> Problems and tasks:
1 - According to the review of Black Taffy's Opal Wand, what is Black Taffy's real name?
2 - Continue the review of Black Taffy's Opal Wand from its last sentence.

> Source passage:
* Begin *
By this point, the walls are starting to close in as paranoia about what tomorrow may bring reaches a feverish crescendo. In lieu of scream-crying, sometimes you just need a safe, quiet space to regain whatever sense of normalcy and peace you once held. Black Taffy, aka Donovan Jones, seems to get this on an almost mystical level, and his Opal Wand is the healing salve that we all could use a little more of these days.

On the album, his second for the Leaving Records label, Black Taffy claims as his own a specific, offshoot branch of the chillhop family tree. Whereas much of the genre tends to focus on bebop and more-recognizable-as-jazz originals, the Dallas producer instead dug deep into the crates of earlier, more experimental big band sounds. The result is an almost Disney soundtrack-like array of strings and woodwinds samples over stuttering, hypnotic percussion. Think somewhere between St. Vincent’s Actor and hazier beat scene luminaries like Teebs, Mecca:83, Somni and their ilk.
* End *
> Data lines:
* Begin *
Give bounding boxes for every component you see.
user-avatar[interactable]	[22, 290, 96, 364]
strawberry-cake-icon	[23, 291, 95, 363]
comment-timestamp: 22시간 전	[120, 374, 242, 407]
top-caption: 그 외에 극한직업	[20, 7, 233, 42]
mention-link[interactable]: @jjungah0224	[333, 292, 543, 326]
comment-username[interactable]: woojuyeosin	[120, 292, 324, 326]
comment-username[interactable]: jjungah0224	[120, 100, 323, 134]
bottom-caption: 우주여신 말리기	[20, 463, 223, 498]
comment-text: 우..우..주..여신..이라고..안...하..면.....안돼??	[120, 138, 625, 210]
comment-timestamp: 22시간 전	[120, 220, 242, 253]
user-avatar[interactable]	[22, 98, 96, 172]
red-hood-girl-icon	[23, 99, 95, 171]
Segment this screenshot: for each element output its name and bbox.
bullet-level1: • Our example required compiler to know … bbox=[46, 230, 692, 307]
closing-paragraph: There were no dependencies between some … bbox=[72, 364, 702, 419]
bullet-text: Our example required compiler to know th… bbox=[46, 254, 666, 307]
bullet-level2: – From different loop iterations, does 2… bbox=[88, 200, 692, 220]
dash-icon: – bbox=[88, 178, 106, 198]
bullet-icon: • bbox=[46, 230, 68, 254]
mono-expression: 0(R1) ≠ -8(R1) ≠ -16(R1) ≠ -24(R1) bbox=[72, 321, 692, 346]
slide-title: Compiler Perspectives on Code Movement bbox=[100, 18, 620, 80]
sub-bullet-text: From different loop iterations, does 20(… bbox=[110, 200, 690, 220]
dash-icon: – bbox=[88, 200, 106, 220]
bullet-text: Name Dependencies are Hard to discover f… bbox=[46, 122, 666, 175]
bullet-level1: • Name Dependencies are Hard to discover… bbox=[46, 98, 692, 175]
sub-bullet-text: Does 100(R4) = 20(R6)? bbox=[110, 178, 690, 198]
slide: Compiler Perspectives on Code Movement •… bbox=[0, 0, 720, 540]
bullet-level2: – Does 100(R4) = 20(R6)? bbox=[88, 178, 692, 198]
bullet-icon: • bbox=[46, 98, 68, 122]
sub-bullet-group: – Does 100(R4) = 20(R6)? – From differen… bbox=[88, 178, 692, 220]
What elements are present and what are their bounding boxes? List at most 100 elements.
* End *
* Begin *
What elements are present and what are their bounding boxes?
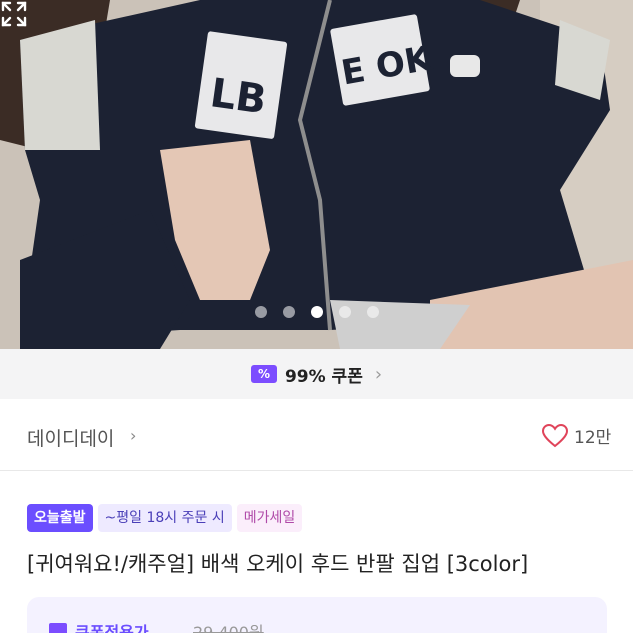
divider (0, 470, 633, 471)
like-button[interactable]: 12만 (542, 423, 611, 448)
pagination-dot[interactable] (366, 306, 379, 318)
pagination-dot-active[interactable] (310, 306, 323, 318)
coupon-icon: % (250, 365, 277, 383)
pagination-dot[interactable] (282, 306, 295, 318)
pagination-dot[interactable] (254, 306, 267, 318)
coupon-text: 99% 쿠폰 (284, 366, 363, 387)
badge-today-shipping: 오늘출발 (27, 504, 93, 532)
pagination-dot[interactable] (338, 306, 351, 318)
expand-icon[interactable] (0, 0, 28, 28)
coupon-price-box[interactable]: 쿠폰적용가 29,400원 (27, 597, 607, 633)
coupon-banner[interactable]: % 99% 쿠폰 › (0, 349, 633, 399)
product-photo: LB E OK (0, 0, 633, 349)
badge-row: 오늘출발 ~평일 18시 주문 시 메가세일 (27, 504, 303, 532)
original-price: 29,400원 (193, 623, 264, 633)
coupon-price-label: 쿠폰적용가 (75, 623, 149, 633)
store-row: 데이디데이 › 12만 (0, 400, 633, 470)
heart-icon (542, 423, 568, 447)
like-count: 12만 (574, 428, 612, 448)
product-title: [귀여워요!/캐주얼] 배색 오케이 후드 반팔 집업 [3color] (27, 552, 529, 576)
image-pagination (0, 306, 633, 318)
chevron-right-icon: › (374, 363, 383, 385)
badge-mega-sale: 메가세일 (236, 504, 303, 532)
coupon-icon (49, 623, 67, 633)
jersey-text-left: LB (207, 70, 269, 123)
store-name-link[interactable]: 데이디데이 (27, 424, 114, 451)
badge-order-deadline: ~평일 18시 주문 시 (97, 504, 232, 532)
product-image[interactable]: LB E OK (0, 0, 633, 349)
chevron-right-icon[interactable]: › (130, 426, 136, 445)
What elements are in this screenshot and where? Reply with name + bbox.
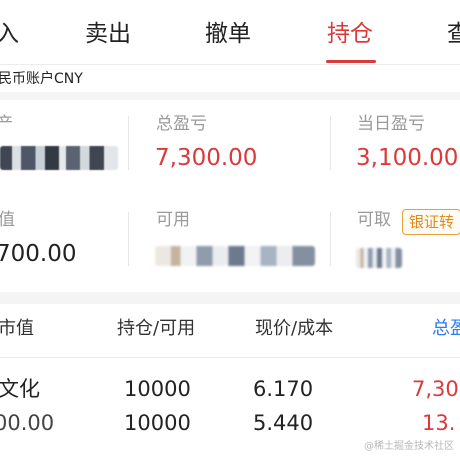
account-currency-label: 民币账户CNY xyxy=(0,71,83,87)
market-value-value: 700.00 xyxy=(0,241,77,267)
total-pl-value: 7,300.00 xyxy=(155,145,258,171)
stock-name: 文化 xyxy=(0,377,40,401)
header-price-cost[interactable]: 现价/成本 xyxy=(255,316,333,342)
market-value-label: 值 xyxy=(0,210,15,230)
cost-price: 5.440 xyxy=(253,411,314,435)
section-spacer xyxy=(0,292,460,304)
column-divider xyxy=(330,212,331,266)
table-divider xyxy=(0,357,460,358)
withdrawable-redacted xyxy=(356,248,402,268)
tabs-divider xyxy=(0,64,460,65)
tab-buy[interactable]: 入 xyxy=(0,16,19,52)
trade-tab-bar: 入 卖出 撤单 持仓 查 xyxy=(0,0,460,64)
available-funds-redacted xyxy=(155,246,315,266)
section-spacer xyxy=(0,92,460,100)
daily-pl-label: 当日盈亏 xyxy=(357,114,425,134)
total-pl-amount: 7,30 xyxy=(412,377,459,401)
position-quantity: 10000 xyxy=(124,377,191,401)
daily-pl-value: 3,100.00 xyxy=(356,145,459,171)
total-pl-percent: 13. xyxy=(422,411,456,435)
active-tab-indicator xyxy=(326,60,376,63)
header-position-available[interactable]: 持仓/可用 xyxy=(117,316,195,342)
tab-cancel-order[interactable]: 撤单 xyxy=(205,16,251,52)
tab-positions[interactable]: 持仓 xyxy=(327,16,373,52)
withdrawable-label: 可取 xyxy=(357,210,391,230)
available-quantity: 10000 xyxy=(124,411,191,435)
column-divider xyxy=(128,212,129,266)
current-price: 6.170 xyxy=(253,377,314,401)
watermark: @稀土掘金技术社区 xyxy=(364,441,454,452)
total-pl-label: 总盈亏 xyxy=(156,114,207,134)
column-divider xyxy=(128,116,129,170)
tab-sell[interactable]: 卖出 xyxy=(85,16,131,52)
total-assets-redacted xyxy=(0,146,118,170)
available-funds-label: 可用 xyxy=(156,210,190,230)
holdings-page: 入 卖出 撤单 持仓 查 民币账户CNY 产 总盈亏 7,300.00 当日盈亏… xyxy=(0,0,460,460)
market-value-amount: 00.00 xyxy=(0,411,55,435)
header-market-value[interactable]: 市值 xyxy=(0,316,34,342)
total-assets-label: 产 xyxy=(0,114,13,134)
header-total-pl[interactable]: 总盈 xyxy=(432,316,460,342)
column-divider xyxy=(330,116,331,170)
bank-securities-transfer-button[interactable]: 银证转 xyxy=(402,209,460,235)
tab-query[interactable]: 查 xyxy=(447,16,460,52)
* End *
> Answers to the exercise:
1 - Donovan Jones

2 -
While the overall vibe never strays out of lo-fi, downtempo territory, BT does a remarkable job conveying a wide range of emotions, from the oddly uplifting strings and ethereal backing snippets on “A Foxes Wedding” to the more somber and plaintive “Palms Up.” Not content to play in the same sandbox for long, Taffy moves beyond traditional American musical instrumentation to incorporate such detours as the Asian-influenced “Snow Fantasie” and “Pillow Urchin,” neither of which would feel out of place soundtracking your favorite kung-fu flick of choice (definitely not for fight scenes, but a must for tea house encounters and jumping from bamboo stalk to bamboo stalk).

“Opal Wand felt really right because, first of all, opal is a semi-precious stone,” according to Jones. “It’s super soft. A wand that’s made of opal technically couldn’t really exist because it would break really easily. It’s kind of like this object that the concept exists, but the physical form can’t really exist, so it’s kind of like a nod to these vaporwave ideas where people are making soundtracks for a video game that doesn’t exist … the concept is there but the physical form can’t really exist.”

Calming words for too hectic times.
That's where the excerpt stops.